§ **PROVIDED ENTRIES**:
######
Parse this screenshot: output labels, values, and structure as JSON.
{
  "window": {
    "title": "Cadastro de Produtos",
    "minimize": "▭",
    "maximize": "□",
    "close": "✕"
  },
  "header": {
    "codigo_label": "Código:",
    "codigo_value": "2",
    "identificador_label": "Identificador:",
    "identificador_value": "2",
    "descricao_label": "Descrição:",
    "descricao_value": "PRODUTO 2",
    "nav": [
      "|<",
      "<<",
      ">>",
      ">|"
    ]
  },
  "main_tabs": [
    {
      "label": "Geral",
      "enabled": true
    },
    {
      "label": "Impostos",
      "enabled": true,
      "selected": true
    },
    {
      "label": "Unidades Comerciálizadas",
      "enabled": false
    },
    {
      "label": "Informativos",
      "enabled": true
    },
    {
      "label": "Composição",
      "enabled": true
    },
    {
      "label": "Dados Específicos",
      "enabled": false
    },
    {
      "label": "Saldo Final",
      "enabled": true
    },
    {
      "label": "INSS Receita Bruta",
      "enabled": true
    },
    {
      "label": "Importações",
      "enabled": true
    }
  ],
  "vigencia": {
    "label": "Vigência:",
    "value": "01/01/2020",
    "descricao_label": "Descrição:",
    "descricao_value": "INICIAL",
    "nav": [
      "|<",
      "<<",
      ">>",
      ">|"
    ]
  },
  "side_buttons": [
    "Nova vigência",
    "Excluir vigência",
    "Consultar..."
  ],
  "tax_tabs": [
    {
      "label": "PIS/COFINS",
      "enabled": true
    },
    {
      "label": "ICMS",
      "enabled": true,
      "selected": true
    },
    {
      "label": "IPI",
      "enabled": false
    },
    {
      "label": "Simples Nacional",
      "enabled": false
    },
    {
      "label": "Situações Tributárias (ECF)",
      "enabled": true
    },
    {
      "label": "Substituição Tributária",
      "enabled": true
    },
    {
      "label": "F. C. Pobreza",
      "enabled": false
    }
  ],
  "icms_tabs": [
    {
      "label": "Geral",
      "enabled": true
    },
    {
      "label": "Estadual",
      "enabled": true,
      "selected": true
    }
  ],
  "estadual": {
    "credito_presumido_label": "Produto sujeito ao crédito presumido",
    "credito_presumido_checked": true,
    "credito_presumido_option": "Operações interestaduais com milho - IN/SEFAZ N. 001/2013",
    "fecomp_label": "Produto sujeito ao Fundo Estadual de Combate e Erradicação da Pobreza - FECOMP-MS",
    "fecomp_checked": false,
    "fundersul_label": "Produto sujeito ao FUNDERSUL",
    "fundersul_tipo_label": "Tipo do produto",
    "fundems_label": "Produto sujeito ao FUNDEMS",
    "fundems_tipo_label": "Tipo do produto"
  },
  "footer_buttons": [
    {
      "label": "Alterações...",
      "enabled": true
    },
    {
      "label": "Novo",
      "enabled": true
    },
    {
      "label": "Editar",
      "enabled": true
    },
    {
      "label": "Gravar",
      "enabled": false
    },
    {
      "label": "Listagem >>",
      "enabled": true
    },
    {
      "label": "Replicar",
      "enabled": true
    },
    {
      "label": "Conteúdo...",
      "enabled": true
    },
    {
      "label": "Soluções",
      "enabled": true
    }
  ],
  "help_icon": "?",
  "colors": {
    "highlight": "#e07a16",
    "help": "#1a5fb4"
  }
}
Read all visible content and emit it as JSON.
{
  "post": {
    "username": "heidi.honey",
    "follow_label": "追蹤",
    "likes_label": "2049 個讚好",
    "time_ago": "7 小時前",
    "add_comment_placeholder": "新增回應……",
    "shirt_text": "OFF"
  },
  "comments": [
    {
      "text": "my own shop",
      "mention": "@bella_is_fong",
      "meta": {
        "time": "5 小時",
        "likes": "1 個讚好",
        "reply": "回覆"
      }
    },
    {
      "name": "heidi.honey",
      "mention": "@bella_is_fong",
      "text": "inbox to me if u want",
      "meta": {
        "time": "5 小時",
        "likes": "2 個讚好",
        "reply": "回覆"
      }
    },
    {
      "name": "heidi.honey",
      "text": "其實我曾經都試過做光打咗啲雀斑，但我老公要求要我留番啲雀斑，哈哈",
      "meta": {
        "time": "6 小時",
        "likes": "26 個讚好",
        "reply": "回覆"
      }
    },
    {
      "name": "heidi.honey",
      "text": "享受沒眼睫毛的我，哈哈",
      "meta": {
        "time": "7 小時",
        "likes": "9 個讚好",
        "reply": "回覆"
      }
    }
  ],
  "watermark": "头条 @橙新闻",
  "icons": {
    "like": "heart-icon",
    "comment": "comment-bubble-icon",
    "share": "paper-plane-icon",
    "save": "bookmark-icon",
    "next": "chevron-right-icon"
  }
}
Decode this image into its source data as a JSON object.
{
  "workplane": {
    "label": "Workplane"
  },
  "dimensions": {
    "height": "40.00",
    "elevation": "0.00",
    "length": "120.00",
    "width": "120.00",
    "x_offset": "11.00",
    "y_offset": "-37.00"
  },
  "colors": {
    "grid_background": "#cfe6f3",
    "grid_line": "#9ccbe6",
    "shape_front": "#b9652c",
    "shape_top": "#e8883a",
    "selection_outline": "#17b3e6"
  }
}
######
§ **WHAT IS ASKED**:
Determine how many lines of this listing contain "Pobreza", and give only the number.

§ **TASK OUTPUT**:
2